Task details →
Reproduce verbatim every line from the one that includes "Read this page and output its text content." to the closing line of the entries; omit everything before it.

Saved entries:
■ ■ ■ ■

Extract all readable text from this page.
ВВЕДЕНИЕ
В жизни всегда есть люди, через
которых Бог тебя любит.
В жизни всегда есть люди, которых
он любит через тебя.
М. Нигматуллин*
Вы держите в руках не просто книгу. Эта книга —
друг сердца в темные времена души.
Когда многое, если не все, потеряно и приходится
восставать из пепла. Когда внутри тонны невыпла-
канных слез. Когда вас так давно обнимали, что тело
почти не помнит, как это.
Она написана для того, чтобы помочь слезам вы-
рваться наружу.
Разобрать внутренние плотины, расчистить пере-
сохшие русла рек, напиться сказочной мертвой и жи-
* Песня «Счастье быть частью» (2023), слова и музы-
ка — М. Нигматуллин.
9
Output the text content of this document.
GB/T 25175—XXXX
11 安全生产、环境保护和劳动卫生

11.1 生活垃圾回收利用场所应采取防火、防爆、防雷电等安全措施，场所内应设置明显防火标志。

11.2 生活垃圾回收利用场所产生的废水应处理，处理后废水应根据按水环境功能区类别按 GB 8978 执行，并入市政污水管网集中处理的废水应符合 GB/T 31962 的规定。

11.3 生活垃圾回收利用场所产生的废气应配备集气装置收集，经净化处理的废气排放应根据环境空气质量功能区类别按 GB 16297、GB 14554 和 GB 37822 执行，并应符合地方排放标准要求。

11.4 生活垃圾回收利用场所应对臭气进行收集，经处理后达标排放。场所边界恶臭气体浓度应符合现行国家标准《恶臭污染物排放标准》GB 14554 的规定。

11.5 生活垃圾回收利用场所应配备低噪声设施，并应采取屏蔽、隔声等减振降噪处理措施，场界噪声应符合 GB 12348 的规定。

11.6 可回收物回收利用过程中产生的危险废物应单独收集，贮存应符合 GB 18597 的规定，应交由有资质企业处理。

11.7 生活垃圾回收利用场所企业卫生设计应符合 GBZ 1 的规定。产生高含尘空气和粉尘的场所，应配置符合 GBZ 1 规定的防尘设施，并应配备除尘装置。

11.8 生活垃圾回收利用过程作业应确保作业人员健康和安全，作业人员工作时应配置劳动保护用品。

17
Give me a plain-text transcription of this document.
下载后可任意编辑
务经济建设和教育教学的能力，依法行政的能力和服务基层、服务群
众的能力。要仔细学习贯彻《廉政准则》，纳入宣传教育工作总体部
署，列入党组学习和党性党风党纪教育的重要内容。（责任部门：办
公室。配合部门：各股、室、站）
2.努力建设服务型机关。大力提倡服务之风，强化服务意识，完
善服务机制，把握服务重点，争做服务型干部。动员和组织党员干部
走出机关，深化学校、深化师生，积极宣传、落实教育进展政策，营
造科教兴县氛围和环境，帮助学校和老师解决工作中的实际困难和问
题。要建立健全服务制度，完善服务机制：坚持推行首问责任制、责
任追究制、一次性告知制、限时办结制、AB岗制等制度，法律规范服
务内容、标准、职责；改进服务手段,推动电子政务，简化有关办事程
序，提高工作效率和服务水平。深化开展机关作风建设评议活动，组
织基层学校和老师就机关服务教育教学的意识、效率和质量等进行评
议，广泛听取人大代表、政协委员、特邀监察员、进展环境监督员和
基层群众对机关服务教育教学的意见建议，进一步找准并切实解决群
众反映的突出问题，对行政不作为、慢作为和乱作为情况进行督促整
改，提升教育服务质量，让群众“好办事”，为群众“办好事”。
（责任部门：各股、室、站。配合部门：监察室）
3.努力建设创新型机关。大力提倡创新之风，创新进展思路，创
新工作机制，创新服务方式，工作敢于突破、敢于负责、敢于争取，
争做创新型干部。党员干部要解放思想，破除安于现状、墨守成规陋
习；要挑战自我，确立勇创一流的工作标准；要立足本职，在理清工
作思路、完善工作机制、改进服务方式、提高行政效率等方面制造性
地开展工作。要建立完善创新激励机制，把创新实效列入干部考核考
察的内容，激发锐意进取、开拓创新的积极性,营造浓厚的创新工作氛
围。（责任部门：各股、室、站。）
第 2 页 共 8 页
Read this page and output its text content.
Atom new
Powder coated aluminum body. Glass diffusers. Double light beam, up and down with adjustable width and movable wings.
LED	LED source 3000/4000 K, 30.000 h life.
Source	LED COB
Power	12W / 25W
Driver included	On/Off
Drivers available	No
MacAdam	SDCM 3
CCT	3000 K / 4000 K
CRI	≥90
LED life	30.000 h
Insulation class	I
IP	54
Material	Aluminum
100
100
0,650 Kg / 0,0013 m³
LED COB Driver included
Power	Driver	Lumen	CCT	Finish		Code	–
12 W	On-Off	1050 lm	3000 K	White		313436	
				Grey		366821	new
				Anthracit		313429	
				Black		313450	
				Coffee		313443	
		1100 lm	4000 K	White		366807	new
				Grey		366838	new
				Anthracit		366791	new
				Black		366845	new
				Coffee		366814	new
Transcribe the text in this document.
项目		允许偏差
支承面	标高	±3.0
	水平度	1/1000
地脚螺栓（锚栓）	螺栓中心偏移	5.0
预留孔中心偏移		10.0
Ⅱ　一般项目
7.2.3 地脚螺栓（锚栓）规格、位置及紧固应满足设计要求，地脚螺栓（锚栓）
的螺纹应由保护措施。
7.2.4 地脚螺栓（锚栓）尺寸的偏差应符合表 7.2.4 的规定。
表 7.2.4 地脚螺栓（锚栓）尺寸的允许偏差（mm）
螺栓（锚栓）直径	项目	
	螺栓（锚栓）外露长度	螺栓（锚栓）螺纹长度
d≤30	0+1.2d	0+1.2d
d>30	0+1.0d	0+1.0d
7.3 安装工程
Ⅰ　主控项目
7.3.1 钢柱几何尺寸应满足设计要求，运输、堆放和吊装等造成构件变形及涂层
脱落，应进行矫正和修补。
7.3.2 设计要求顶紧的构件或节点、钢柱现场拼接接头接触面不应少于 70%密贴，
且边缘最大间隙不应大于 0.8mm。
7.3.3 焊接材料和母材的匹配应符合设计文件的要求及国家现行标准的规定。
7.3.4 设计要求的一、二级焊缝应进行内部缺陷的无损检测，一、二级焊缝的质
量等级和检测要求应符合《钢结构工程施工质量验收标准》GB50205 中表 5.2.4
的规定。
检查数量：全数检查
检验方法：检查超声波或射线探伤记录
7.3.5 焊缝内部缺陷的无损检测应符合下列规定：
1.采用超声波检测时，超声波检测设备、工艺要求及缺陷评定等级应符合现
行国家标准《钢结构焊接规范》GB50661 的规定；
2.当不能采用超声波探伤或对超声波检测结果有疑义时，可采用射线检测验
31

■ ■ ■ ■

Solution →
Read this page and output its text content.
Atom new
Powder coated aluminum body. Glass diffusers. Double light beam, up and down with adjustable width and movable wings.
LED	LED source 3000/4000 K, 30.000 h life.
Source	LED COB
Power	12W / 25W
Driver included	On/Off
Drivers available	No
MacAdam	SDCM 3
CCT	3000 K / 4000 K
CRI	≥90
LED life	30.000 h
Insulation class	I
IP	54
Material	Aluminum
100
100
0,650 Kg / 0,0013 m³
LED COB Driver included
Power	Driver	Lumen	CCT	Finish		Code	–
12 W	On-Off	1050 lm	3000 K	White		313436	
				Grey		366821	new
				Anthracit		313429	
				Black		313450	
				Coffee		313443	
		1100 lm	4000 K	White		366807	new
				Grey		366838	new
				Anthracit		366791	new
				Black		366845	new
				Coffee		366814	new
Transcribe the text in this document.
项目		允许偏差
支承面	标高	±3.0
	水平度	1/1000
地脚螺栓（锚栓）	螺栓中心偏移	5.0
预留孔中心偏移		10.0
Ⅱ　一般项目
7.2.3 地脚螺栓（锚栓）规格、位置及紧固应满足设计要求，地脚螺栓（锚栓）
的螺纹应由保护措施。
7.2.4 地脚螺栓（锚栓）尺寸的偏差应符合表 7.2.4 的规定。
表 7.2.4 地脚螺栓（锚栓）尺寸的允许偏差（mm）
螺栓（锚栓）直径	项目	
	螺栓（锚栓）外露长度	螺栓（锚栓）螺纹长度
d≤30	0+1.2d	0+1.2d
d>30	0+1.0d	0+1.0d
7.3 安装工程
Ⅰ　主控项目
7.3.1 钢柱几何尺寸应满足设计要求，运输、堆放和吊装等造成构件变形及涂层
脱落，应进行矫正和修补。
7.3.2 设计要求顶紧的构件或节点、钢柱现场拼接接头接触面不应少于 70%密贴，
且边缘最大间隙不应大于 0.8mm。
7.3.3 焊接材料和母材的匹配应符合设计文件的要求及国家现行标准的规定。
7.3.4 设计要求的一、二级焊缝应进行内部缺陷的无损检测，一、二级焊缝的质
量等级和检测要求应符合《钢结构工程施工质量验收标准》GB50205 中表 5.2.4
的规定。
检查数量：全数检查
检验方法：检查超声波或射线探伤记录
7.3.5 焊缝内部缺陷的无损检测应符合下列规定：
1.采用超声波检测时，超声波检测设备、工艺要求及缺陷评定等级应符合现
行国家标准《钢结构焊接规范》GB50661 的规定；
2.当不能采用超声波探伤或对超声波检测结果有疑义时，可采用射线检测验
31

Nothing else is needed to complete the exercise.